__REQUIRED WORK__:
Report the count of lines holding "that" in the records, with no other words.

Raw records
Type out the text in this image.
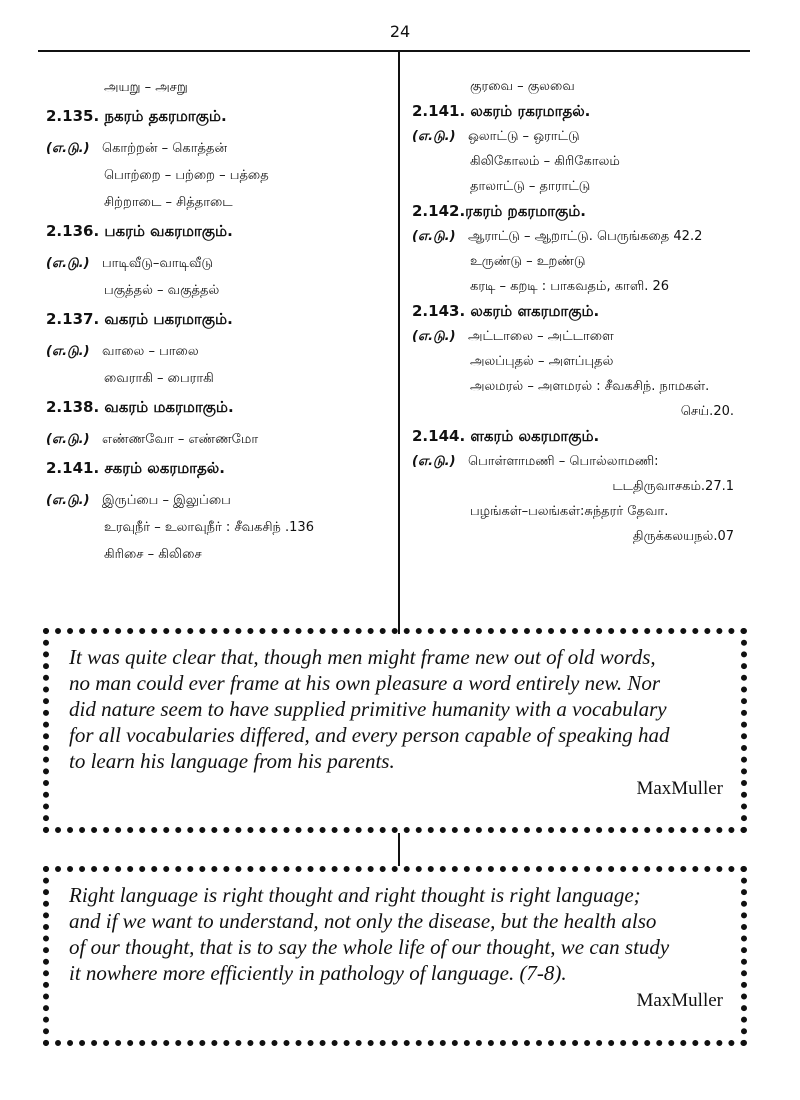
24
அயறு – அசறு
2.135. நகரம் தகரமாகும்.
(எ.டு.) கொற்றன் – கொத்தன்
பொற்றை – பற்றை – பத்தை
சிற்றாடை – சித்தாடை
2.136. பகரம் வகரமாகும்.
(எ.டு.) பாடிவீடு–வாடிவீடு
பகுத்தல் – வகுத்தல்
2.137. வகரம் பகரமாகும்.
(எ.டு.) வாலை – பாலை
வைராகி – பைராகி
2.138. வகரம் மகரமாகும்.
(எ.டு.) எண்ணவோ – எண்ணமோ
2.141. சகரம் லகரமாதல்.
(எ.டு.) இருப்பை – இலுப்பை
உரவுநீர் – உலாவுநீர் : சீவகசிந் .136
கிரிசை – கிலிசை
குரவை – குலவை
2.141. லகரம் ரகரமாதல்.
(எ.டு.) ஒலாட்டு – ஒராட்டு
கிலிகோலம் – கிரிகோலம்
தாலாட்டு – தாராட்டு
2.142.ரகரம் றகரமாகும்.
(எ.டு.) ஆராட்டு – ஆறாட்டு. பெருங்கதை 42.2
உருண்டு – உறண்டு
கரடி – கறடி : பாகவதம், காளி. 26
2.143. லகரம் ளகரமாகும்.
(எ.டு.) அட்டாலை – அட்டாளை
அலப்புதல் – அளப்புதல்
அலமரல் – அளமரல் : சீவகசிந். நாமகள்.
செய்.20.
2.144. ளகரம் லகரமாகும்.
(எ.டு.) பொள்ளாமணி – பொல்லாமணி:
டடதிருவாசகம்.27.1
பழங்கள்–பலங்கள்:சுந்தரர் தேவா.
திருக்கலயநல்.07

It was quite clear that, though men might frame new out of old words,
no man could ever frame at his own pleasure a word entirely new. Nor
did nature seem to have supplied primitive humanity with a vocabulary
for all vocabularies differed, and every person capable of speaking had
to learn his language from his parents.

MaxMuller

Right language is right thought and right thought is right language;
and if we want to understand, not only the disease, but the health also
of our thought, that is to say the whole life of our thought, we can study
it nowhere more efficiently in pathology of language. (7-8).

MaxMuller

__TASK ANSWER__:
2